Do this: Tally the lines below that contain the word "score", and give only that number.

### Stored records ###

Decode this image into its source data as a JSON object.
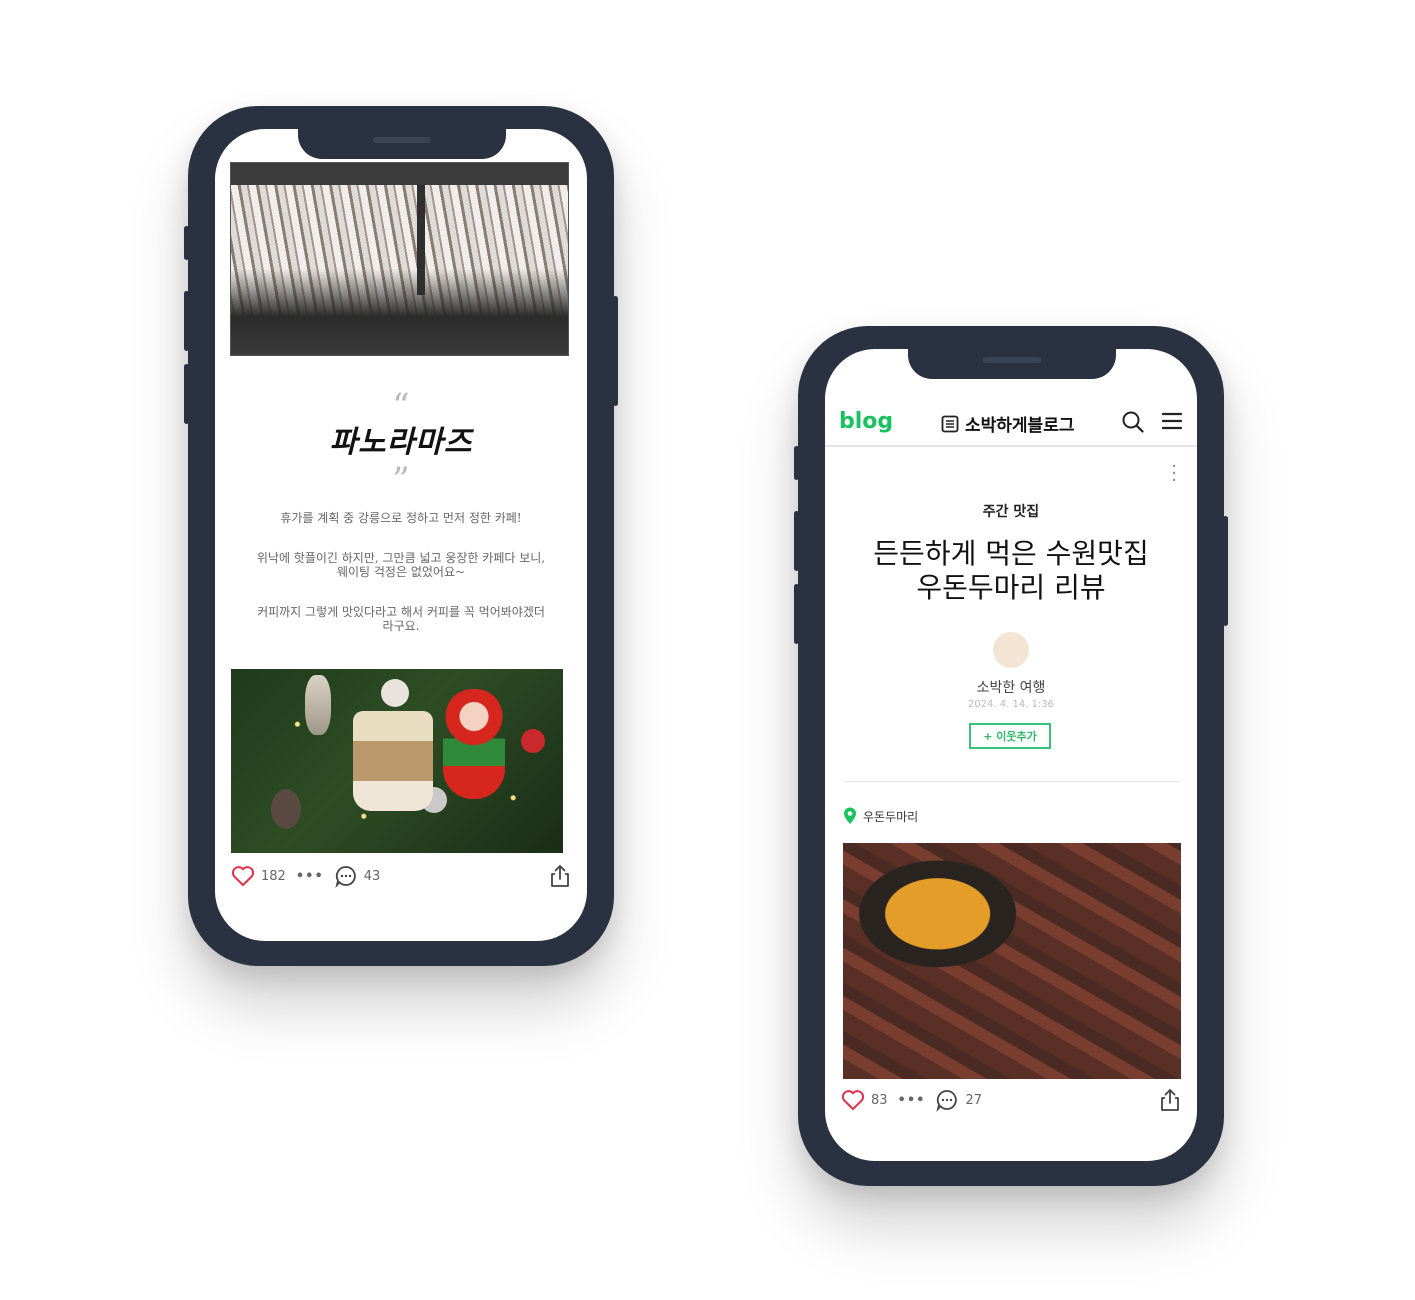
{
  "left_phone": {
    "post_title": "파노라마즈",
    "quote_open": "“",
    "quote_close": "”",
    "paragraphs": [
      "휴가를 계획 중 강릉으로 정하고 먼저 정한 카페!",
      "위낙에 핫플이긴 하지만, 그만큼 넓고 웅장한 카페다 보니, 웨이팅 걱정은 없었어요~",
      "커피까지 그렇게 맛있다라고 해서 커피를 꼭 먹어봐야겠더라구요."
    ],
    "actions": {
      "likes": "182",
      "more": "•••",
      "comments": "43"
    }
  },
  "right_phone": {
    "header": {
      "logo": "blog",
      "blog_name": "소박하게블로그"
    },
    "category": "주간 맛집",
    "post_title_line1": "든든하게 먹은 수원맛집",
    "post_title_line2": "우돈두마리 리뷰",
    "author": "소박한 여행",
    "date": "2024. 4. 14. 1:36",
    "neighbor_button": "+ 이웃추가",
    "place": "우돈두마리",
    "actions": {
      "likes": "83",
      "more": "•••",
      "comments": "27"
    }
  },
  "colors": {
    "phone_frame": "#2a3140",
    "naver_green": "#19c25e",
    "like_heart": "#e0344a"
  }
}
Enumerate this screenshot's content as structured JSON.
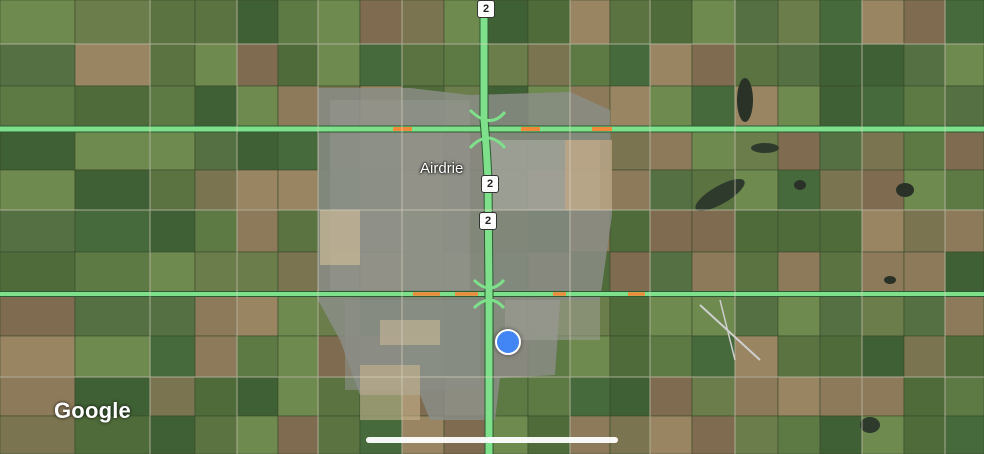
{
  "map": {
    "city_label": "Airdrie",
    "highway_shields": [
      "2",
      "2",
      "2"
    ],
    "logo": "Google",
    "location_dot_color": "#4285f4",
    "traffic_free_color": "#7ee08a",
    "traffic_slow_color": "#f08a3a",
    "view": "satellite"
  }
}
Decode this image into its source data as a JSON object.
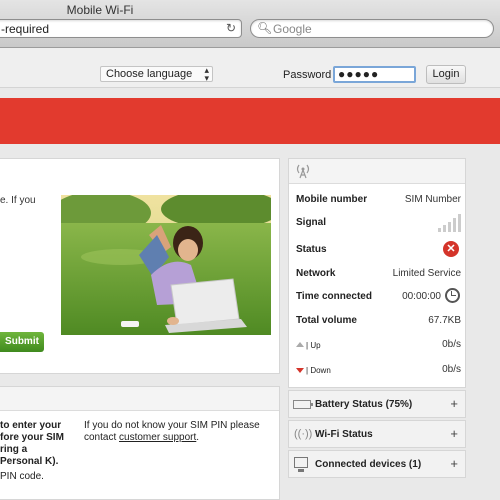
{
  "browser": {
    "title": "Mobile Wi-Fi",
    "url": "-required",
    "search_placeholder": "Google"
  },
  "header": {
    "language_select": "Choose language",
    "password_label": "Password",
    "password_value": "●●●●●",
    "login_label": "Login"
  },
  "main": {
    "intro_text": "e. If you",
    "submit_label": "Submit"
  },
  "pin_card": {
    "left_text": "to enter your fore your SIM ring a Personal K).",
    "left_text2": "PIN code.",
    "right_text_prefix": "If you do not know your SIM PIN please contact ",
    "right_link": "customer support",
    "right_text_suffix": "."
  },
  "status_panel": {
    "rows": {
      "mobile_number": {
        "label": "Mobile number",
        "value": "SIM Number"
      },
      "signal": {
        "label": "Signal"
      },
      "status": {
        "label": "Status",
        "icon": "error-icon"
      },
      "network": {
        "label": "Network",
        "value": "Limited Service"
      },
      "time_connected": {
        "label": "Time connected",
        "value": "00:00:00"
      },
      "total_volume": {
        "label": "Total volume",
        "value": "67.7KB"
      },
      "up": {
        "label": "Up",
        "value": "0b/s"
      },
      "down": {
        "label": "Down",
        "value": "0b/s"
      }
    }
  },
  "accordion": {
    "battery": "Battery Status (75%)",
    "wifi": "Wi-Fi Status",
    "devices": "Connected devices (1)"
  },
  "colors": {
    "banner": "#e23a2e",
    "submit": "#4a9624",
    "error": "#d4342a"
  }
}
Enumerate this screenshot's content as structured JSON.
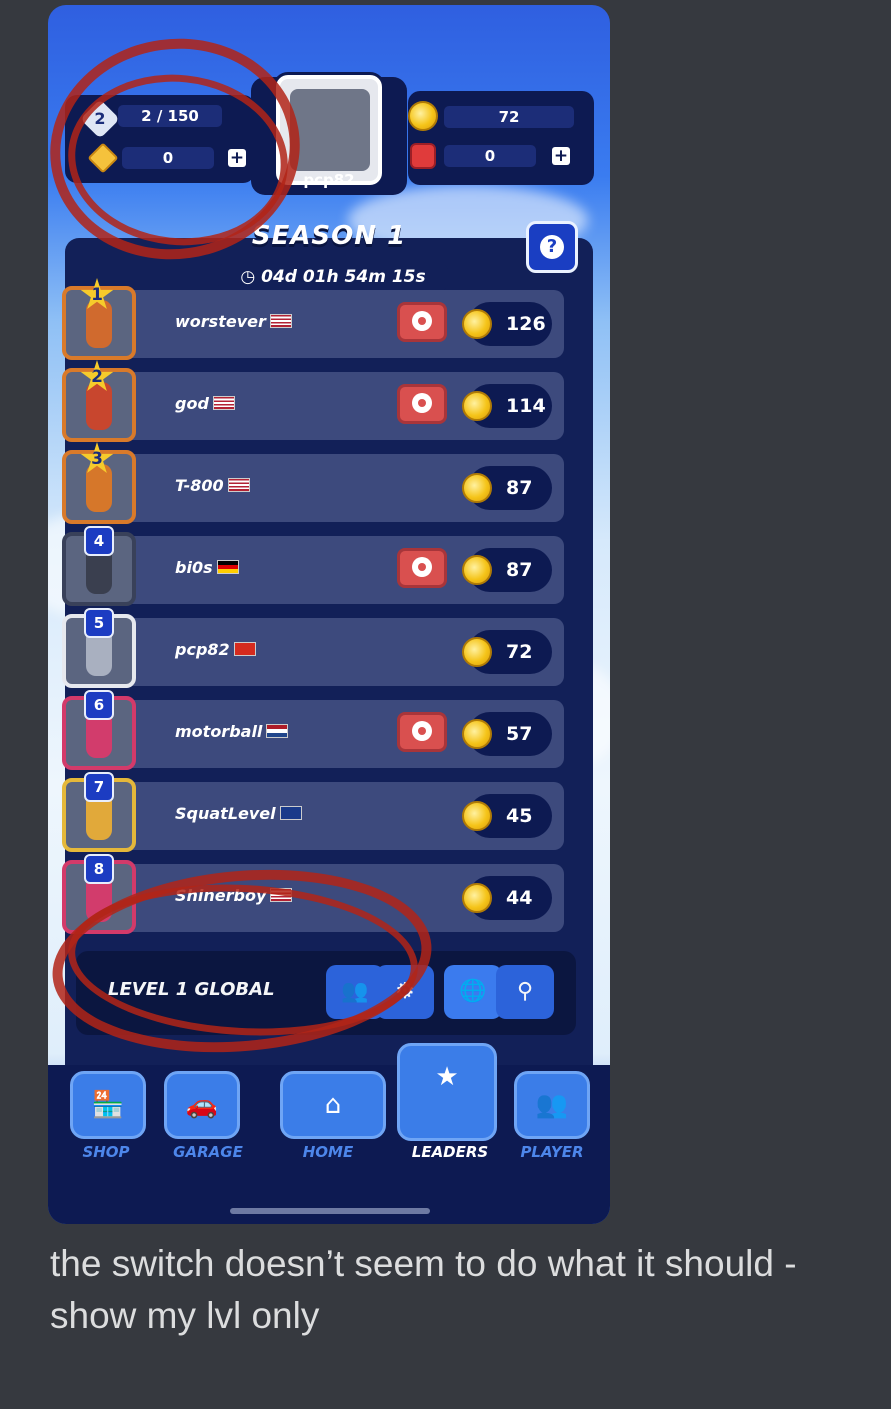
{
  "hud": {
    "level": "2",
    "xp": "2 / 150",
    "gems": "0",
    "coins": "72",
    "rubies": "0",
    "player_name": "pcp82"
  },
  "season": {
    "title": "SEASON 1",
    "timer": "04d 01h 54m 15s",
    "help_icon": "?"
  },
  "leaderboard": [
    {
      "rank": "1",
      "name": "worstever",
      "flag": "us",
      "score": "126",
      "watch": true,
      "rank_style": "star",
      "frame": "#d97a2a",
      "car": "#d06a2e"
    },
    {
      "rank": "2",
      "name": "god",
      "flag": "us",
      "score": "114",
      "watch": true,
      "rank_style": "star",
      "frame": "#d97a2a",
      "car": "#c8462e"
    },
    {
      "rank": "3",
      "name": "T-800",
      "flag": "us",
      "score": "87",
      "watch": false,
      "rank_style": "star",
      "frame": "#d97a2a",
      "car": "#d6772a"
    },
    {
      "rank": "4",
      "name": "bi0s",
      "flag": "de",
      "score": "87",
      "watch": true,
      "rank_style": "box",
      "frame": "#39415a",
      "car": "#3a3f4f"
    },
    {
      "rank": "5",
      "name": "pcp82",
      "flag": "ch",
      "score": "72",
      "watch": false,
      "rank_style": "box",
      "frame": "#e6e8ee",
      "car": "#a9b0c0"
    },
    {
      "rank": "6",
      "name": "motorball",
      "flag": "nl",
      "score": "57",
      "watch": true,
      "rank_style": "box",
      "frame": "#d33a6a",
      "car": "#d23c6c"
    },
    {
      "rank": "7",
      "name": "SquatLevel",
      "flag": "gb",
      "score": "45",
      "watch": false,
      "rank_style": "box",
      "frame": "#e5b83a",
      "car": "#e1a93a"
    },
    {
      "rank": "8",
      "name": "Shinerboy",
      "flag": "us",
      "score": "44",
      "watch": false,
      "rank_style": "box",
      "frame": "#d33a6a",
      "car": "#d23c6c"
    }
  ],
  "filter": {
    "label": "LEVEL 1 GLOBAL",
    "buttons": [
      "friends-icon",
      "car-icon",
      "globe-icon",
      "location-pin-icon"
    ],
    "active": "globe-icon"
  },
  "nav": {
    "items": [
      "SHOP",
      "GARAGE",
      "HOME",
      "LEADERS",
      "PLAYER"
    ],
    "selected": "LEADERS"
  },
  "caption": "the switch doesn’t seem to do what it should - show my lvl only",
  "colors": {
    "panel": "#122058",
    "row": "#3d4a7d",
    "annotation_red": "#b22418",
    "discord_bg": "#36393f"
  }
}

###

Expected answer: 8